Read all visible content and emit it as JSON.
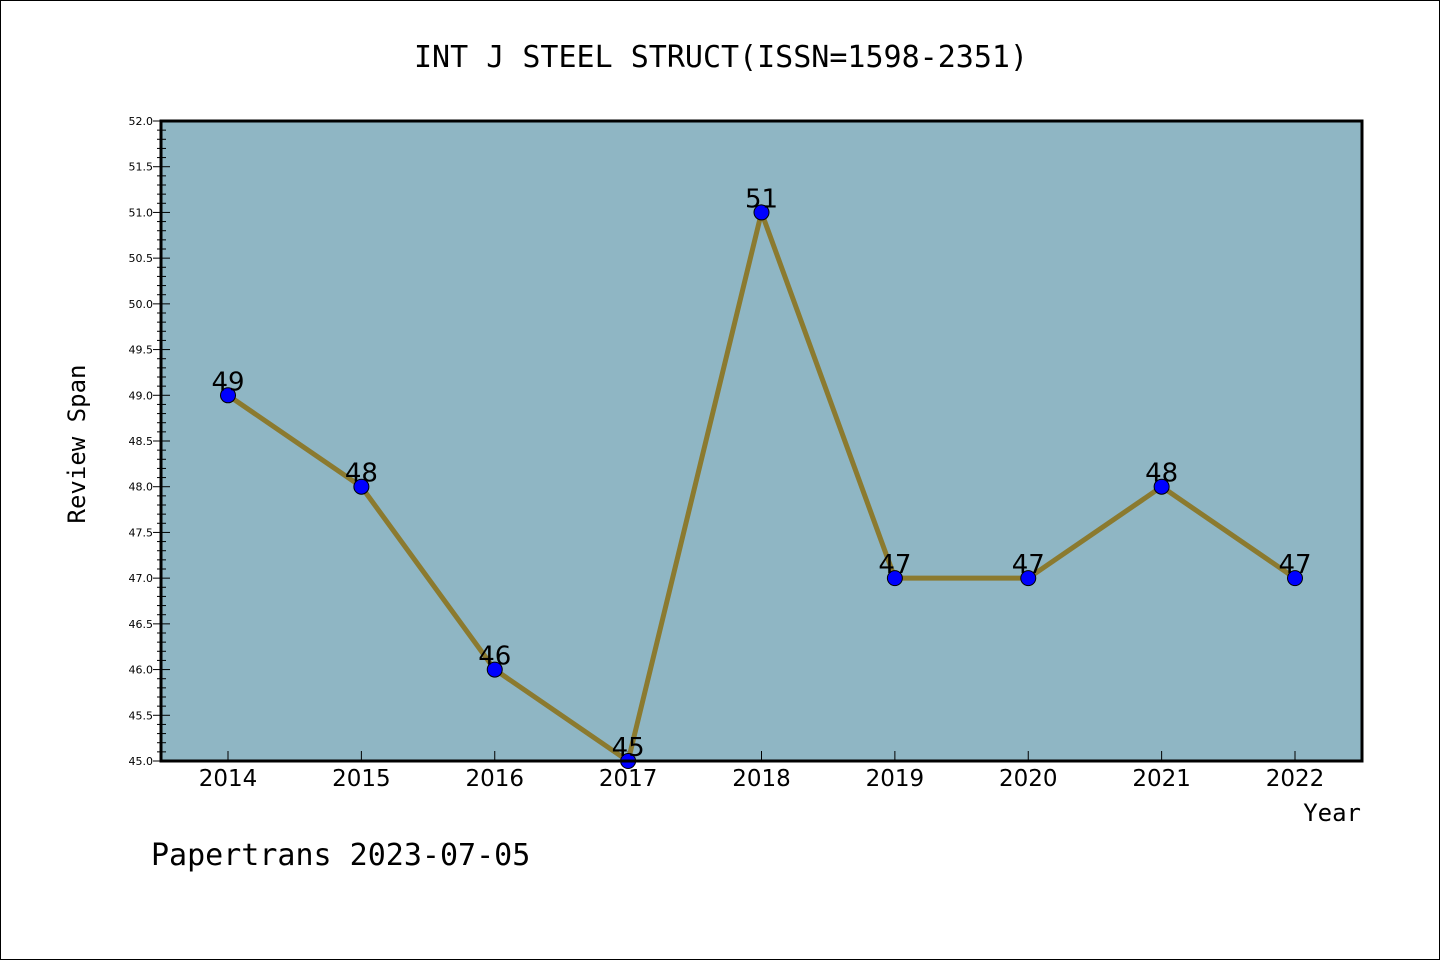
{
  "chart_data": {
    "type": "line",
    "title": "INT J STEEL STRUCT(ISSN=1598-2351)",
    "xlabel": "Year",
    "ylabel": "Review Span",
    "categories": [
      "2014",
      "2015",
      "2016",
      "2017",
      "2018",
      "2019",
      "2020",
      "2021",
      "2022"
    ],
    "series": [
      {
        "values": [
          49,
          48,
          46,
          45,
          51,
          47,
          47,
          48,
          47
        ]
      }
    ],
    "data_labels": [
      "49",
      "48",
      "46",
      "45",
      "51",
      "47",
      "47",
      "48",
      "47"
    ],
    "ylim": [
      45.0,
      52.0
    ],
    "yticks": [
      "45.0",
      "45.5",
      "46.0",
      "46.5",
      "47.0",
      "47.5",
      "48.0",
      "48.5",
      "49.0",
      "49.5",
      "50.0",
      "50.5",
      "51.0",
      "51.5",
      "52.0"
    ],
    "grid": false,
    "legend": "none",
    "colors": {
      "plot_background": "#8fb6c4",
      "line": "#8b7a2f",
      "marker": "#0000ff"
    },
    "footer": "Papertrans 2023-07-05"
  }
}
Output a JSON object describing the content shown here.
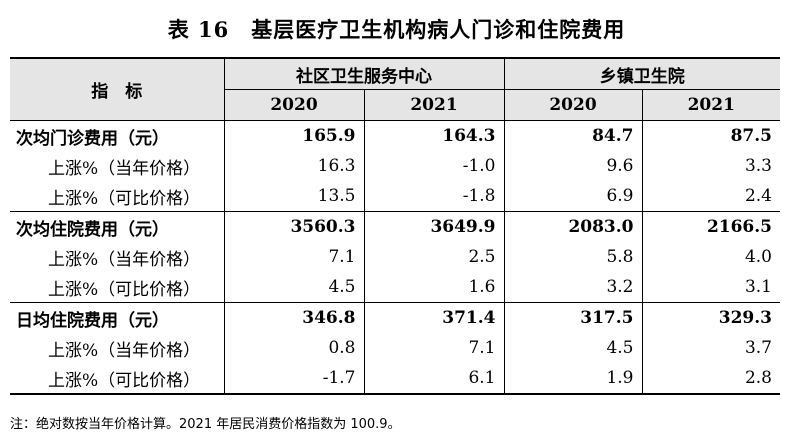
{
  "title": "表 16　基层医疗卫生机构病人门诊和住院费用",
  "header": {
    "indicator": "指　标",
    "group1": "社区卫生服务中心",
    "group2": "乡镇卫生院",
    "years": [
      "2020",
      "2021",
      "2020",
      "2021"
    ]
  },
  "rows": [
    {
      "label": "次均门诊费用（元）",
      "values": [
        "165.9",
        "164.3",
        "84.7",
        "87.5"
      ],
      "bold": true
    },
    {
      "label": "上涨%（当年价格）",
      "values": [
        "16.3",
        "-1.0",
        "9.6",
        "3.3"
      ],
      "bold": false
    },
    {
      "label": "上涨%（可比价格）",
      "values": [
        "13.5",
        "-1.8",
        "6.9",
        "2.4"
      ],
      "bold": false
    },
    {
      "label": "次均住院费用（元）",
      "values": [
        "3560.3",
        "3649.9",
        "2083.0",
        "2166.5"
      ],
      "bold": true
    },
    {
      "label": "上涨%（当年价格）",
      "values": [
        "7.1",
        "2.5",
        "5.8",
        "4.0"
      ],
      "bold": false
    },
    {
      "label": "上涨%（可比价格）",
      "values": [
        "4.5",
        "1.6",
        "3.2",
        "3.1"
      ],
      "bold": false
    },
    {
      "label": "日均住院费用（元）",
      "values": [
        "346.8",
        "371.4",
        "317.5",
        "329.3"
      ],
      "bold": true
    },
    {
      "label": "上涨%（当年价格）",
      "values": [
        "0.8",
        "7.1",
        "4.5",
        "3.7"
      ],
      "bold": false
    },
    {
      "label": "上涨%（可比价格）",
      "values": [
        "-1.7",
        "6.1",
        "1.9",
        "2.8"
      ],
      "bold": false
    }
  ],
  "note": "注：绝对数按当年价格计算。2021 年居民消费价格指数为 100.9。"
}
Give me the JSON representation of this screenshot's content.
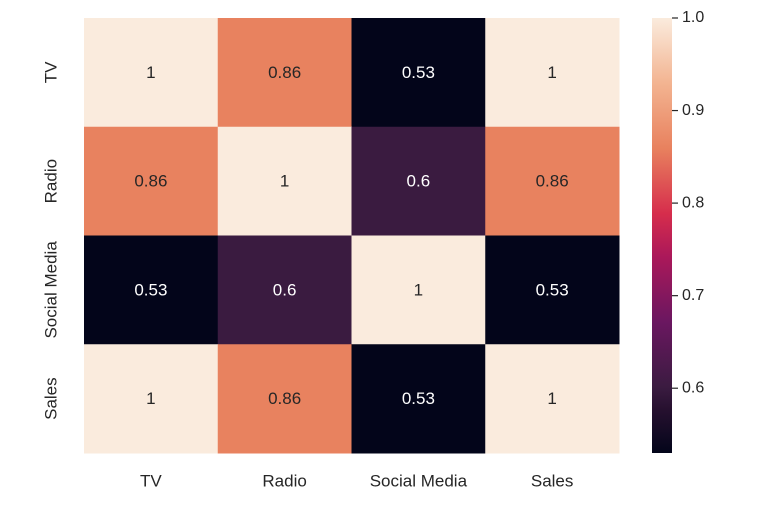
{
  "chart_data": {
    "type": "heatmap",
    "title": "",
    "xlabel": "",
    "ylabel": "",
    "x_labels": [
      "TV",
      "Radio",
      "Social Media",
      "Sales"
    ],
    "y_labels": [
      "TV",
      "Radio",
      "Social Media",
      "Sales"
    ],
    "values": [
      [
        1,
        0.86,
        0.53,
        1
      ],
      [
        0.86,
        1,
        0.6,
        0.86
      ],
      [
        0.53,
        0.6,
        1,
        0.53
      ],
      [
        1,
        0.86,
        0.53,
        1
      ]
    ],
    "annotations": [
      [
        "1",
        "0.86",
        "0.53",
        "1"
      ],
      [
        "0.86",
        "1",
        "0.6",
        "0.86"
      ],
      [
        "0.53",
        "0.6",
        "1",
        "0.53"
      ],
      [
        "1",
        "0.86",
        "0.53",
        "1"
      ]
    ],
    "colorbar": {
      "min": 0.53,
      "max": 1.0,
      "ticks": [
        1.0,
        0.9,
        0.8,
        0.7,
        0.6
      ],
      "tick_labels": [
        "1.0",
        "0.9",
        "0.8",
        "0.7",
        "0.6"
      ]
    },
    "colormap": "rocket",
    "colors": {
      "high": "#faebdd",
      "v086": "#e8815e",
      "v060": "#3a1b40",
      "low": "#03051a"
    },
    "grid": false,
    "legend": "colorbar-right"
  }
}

▬▬▬

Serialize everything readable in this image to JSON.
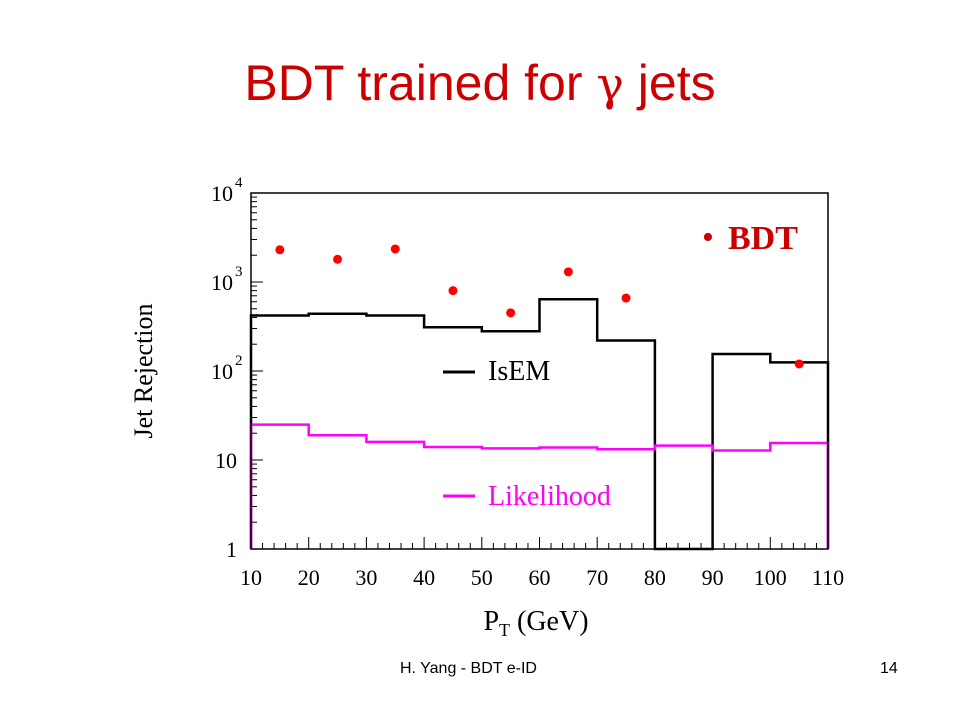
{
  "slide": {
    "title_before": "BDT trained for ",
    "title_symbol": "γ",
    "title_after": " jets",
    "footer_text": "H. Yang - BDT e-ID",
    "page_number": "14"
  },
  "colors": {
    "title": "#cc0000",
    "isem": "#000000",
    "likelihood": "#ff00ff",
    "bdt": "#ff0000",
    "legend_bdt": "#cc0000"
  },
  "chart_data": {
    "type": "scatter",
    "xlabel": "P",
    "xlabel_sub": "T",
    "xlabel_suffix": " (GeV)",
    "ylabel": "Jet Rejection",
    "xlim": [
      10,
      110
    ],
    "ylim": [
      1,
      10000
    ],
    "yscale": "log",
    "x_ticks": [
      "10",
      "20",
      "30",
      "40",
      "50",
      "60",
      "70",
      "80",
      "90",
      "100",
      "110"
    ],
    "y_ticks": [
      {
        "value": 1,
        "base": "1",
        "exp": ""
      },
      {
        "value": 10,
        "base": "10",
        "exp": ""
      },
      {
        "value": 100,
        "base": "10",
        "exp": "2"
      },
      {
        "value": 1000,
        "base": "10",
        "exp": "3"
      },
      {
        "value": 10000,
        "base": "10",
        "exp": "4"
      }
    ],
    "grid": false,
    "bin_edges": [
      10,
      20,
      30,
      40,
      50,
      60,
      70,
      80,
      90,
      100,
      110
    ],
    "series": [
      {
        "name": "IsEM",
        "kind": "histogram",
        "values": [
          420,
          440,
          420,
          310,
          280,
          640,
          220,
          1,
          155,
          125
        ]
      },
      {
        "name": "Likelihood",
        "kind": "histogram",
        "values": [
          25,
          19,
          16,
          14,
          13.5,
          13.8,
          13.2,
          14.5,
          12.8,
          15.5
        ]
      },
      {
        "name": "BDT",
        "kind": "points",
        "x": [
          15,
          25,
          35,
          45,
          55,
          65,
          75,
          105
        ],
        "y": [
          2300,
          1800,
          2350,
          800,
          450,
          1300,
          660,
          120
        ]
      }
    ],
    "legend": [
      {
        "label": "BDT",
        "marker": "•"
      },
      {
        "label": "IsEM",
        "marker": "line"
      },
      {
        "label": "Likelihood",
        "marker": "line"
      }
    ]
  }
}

▬▬▬

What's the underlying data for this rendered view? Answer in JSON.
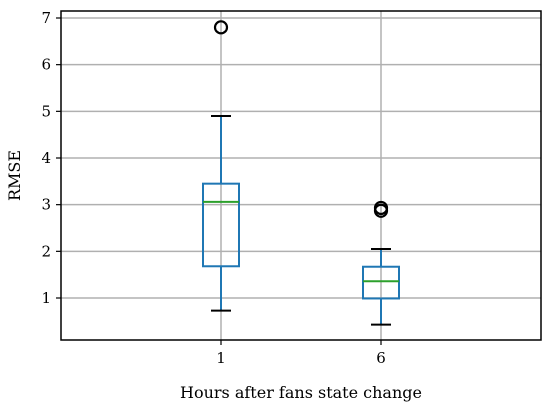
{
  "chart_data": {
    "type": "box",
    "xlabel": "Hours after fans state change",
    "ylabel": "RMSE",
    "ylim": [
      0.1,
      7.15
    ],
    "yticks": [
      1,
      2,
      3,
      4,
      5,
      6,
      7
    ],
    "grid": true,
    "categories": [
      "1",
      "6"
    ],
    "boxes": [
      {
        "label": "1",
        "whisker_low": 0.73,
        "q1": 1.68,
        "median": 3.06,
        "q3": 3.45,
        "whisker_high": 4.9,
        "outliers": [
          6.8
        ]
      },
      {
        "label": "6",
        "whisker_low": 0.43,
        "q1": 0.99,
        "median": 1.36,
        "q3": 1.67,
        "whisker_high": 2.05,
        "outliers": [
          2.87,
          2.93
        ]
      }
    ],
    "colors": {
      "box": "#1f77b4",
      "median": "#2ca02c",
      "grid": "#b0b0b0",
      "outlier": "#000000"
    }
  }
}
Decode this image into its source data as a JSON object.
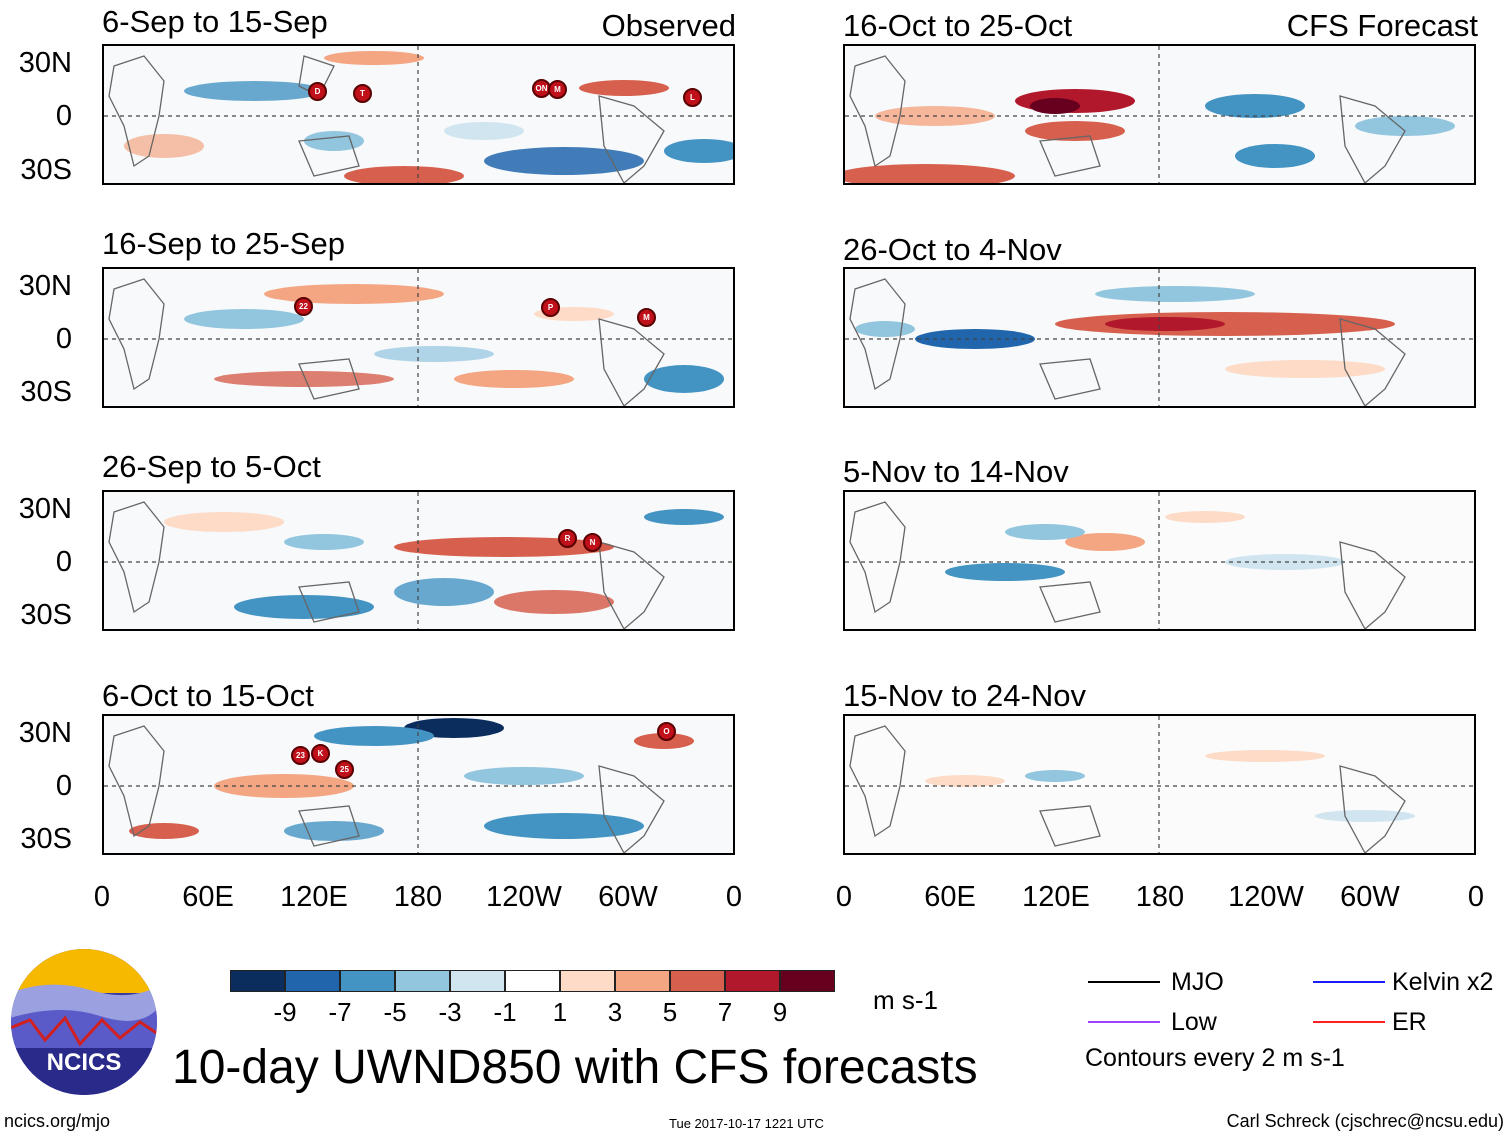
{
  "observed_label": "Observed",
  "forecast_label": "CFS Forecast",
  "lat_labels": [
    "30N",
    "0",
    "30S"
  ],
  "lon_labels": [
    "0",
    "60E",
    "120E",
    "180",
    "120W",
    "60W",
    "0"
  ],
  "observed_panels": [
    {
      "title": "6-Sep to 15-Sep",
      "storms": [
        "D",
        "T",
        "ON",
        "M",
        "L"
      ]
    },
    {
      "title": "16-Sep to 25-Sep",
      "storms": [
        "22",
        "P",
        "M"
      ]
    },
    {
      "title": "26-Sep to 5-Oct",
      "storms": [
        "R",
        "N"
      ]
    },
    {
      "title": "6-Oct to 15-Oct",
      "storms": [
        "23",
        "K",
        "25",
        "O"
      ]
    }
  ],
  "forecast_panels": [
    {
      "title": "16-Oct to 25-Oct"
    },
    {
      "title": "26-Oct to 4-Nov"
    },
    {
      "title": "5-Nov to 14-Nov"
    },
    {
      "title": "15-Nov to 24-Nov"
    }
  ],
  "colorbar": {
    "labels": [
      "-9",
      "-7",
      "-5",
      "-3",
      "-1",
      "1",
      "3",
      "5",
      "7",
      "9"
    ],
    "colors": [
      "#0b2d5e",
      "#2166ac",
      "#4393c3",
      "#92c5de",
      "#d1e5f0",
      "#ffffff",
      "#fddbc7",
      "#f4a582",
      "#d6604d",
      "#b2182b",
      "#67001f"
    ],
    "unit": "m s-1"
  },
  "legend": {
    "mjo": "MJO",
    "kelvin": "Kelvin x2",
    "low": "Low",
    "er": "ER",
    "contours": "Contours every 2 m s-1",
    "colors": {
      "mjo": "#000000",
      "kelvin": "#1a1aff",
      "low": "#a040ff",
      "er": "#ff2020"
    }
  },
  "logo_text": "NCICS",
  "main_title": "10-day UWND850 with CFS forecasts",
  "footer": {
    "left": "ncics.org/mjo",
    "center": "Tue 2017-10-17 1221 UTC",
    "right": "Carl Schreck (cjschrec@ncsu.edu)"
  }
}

▬▬▬

*Exercise:* Report only the number of lines that hold the word "this".

*Problem solution:* 4